### Page excerpt
<<<<

The results showed the estimated (co)variance values for Trimble NETR9 and SEPT POLARX5 are compatible. The Trimble NETR9 has the lowest and highest variances for Galileo and GLONASS code observations of all, respectively. On the SEPT POLARX5 receiver, GLONASS has the highest standard deviation for code observations, and GALILEO has the lowest for phase observations. The phase observations from the LEICA GR30 have the highest standard deviation, while those from the SEPT POLARX5 have the lowest. In most cases, the correlations between the phase observations are significantly larger than those between the code observations. Moreover, the correlation values for the SEPT POLARX5 are the lowest, while they are the highest for the Trimble NETR9. BeiDou has the lowest correlation values for Trimble NETR9 and LEICA GR30, among other systems.
In summary, the preliminary numerical results show that the stochastic model determination of the observables is highly dependent on the type of receiver used and the signal quality. This is because each receiver measures the code pseudorange and carrier phase measurements using its recovery method. Therefore, the overall design of the receiver and its antenna can affect the noise structure and hence the stochastic model. As a result, it is preferable to do the VCE before processing to obtain the BLUE of unknown parameters. This could be seen as a kind of calibration for the measurements of a specific GNSS receiver.

>>>>

### Recorded information

<<<<

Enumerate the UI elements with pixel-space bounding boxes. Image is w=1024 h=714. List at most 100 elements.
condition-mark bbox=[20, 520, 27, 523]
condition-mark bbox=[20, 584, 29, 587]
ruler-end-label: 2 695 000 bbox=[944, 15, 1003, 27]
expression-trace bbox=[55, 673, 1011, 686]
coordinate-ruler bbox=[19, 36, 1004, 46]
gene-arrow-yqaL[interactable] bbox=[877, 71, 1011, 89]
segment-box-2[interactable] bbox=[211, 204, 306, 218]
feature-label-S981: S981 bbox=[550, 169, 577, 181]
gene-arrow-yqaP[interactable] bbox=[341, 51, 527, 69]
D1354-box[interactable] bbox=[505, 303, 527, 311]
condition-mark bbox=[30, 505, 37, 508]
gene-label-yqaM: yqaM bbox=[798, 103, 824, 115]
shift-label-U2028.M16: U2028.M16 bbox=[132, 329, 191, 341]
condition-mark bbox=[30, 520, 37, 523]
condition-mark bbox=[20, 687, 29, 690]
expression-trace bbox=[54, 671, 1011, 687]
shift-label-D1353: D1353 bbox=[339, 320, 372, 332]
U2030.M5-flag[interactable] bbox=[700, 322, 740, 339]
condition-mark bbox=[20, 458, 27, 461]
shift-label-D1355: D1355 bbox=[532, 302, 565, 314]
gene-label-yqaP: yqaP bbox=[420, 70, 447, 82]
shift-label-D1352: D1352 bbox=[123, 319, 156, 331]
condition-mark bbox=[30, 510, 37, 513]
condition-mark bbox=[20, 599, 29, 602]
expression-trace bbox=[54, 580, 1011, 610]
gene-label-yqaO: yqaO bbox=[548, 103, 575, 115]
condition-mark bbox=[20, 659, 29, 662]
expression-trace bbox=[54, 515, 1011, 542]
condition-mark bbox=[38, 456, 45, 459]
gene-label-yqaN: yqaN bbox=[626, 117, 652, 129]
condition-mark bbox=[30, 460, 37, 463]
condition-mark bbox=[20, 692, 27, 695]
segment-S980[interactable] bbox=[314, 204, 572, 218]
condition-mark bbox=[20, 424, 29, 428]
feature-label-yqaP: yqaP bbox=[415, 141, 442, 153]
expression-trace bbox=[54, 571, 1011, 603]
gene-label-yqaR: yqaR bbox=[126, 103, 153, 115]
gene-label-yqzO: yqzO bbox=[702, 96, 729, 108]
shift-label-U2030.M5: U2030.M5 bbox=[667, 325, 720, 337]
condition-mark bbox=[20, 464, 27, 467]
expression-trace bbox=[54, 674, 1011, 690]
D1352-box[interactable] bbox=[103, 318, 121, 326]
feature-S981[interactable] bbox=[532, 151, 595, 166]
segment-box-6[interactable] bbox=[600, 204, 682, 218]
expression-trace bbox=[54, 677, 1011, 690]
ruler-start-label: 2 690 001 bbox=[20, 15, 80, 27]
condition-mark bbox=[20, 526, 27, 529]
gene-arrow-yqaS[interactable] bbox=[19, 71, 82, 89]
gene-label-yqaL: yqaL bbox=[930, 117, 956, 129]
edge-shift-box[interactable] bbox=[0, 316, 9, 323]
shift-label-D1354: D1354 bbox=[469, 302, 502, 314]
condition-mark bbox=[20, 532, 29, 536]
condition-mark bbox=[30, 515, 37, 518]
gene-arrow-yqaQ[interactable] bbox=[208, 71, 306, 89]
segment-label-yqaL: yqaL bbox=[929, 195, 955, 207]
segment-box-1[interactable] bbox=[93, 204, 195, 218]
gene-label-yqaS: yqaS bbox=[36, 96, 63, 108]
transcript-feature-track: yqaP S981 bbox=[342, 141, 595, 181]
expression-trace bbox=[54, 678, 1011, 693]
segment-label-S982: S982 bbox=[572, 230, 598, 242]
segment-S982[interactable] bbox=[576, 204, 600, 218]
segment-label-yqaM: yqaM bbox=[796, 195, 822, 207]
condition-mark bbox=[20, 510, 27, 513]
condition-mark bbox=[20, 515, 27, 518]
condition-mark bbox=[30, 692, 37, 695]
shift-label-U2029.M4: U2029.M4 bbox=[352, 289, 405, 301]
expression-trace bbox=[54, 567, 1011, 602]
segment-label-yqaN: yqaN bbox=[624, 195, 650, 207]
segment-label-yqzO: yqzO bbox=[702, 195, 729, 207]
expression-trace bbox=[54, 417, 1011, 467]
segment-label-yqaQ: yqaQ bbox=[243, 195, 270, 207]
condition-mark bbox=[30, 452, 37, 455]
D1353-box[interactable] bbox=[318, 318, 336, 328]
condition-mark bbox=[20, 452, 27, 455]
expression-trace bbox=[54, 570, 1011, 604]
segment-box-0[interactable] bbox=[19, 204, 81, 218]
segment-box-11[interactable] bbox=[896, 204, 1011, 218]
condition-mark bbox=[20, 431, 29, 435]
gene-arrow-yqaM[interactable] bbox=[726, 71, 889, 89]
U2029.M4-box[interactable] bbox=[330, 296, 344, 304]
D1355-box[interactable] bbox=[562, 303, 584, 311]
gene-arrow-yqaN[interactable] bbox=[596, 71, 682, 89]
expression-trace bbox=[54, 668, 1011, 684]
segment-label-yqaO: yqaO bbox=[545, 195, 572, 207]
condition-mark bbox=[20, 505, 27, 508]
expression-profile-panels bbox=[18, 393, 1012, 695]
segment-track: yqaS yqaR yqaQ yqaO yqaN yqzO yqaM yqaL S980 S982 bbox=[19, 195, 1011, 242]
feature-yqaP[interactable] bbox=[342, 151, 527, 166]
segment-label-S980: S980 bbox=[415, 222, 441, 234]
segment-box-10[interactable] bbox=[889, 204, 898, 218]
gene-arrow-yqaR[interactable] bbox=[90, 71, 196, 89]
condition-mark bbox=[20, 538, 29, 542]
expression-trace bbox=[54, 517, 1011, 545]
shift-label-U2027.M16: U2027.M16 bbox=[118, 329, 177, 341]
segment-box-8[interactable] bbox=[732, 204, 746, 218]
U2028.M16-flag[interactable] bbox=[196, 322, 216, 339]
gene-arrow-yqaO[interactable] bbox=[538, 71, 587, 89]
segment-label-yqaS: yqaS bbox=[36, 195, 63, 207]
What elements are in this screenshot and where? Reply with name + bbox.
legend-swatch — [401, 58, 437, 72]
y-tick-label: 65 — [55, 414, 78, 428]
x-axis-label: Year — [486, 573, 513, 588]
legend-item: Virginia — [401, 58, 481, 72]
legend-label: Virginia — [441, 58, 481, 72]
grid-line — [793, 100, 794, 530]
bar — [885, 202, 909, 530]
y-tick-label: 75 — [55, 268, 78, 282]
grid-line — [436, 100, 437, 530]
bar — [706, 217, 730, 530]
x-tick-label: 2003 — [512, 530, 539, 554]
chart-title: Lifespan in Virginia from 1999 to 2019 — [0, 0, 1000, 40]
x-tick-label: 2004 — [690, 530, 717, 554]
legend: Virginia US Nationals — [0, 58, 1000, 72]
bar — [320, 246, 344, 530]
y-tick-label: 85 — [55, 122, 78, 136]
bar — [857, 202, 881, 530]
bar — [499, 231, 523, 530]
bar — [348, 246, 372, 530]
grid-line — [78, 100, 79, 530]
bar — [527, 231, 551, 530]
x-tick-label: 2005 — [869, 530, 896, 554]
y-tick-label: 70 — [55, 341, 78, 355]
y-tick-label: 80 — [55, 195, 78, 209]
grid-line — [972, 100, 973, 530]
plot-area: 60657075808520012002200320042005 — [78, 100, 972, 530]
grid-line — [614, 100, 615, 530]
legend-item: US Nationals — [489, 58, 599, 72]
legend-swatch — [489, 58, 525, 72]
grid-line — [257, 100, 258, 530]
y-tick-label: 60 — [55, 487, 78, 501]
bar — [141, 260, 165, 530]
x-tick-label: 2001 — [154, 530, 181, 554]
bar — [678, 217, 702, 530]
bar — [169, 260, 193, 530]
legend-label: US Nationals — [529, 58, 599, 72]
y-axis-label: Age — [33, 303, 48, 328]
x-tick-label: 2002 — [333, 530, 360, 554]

>>>>

### Required actions
1. According to the GNSS receiver excerpt, which receiver's phase observations have the highest standard deviation?
2. Carry on the GNSS receiver excerpt, picking up after its final sentence.
The records have nothing to do with the GNSS receiver excerpt.

### Task-by-task results
1. The LEICA GR30.

2.
As previously mentioned, a realistic stochastic model affects the IAR success rate. The SR was compared in two cases, once with the nominal and once with the realistic (co)variance matrix used in the stochastic model. The results emphasized that using a more realistic stochastic model would increase IAR success rates in single and multi-GNSS cases. Affecting the IAR, using a realistic stochastic model based on LS-VCE, can shorten the TTF, which is a challenge for real-time positioning techniques.
Another criterion may be the impact of the realistic stochastic model on the estimated baseline components values and standard deviations, which are influenced by the observables’ weight matrix. In this way, the reported precision of the solution is realistic, neither too optimistic nor too pessimistic. The findings show that introducing the realistic stochastic model improves the baseline components’ standard deviation and accuracy and make them reliable. Considering all of the positive effects of utilizing a realistic stochastic model, we may evaluate the values of VCE for observations of each receiver and use the values in other upcoming processing.